WORK TO DO |
All the entries need to be quoted exactly, apart from the pictures, which you should drop.

INPUT MATERIAL |
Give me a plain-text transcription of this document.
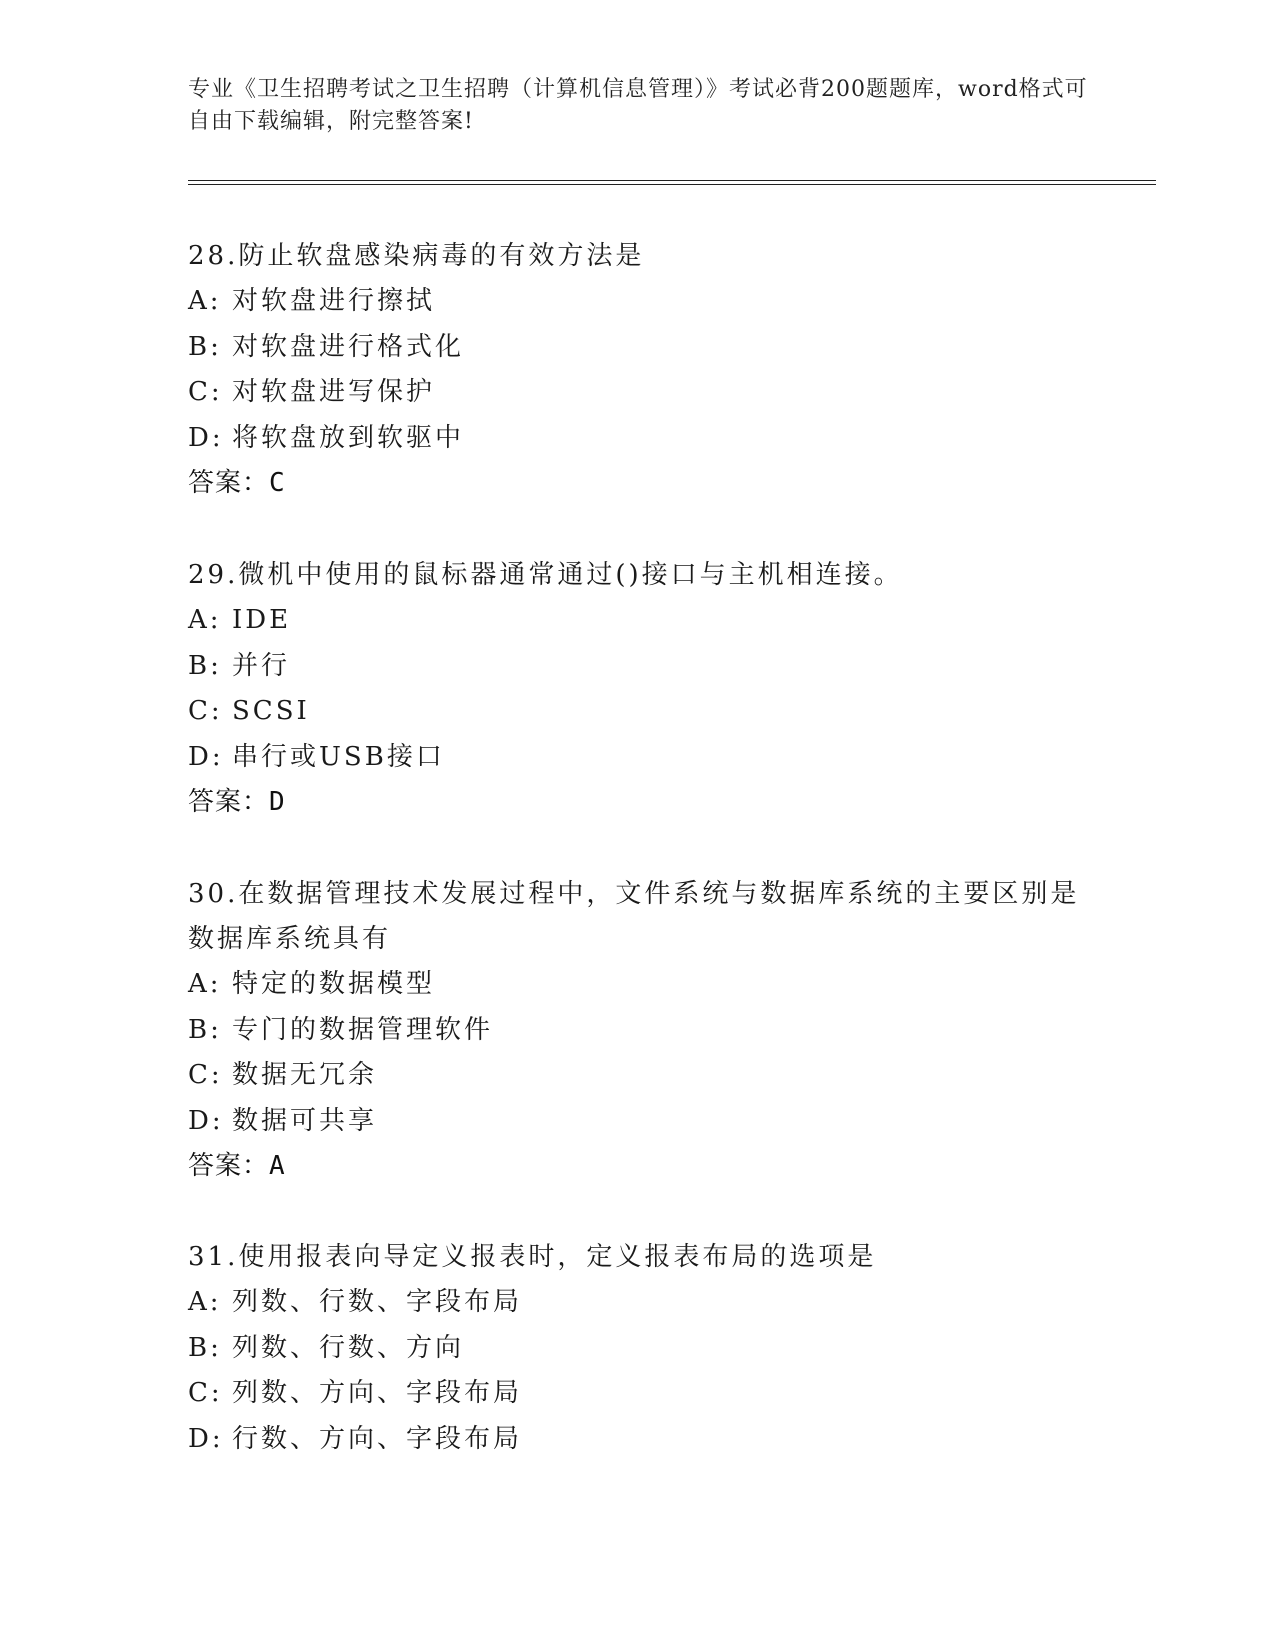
专业《卫生招聘考试之卫生招聘（计算机信息管理）》考试必背200题题库，word格式可自由下载编辑，附完整答案!
28.防止软盘感染病毒的有效方法是
A: 对软盘进行擦拭
B: 对软盘进行格式化
C: 对软盘进写保护
D: 将软盘放到软驱中
答案：C
29.微机中使用的鼠标器通常通过()接口与主机相连接。
A: IDE
B: 并行
C: SCSI
D: 串行或USB接口
答案：D
30.在数据管理技术发展过程中，文件系统与数据库系统的主要区别是数据库系统具有
A: 特定的数据模型
B: 专门的数据管理软件
C: 数据无冗余
D: 数据可共享
答案：A
31.使用报表向导定义报表时，定义报表布局的选项是
A: 列数、行数、字段布局
B: 列数、行数、方向
C: 列数、方向、字段布局
D: 行数、方向、字段布局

OUTPUT FOR THIS EXERCISE |
Give me a plain-text transcription of this document.
专业《卫生招聘考试之卫生招聘（计算机信息管理）》考试必背200题题库，word格式可自由下载编辑，附完整答案!
28.防止软盘感染病毒的有效方法是
A: 对软盘进行擦拭
B: 对软盘进行格式化
C: 对软盘进写保护
D: 将软盘放到软驱中
答案：C
29.微机中使用的鼠标器通常通过()接口与主机相连接。
A: IDE
B: 并行
C: SCSI
D: 串行或USB接口
答案：D
30.在数据管理技术发展过程中，文件系统与数据库系统的主要区别是数据库系统具有
A: 特定的数据模型
B: 专门的数据管理软件
C: 数据无冗余
D: 数据可共享
答案：A
31.使用报表向导定义报表时，定义报表布局的选项是
A: 列数、行数、字段布局
B: 列数、行数、方向
C: 列数、方向、字段布局
D: 行数、方向、字段布局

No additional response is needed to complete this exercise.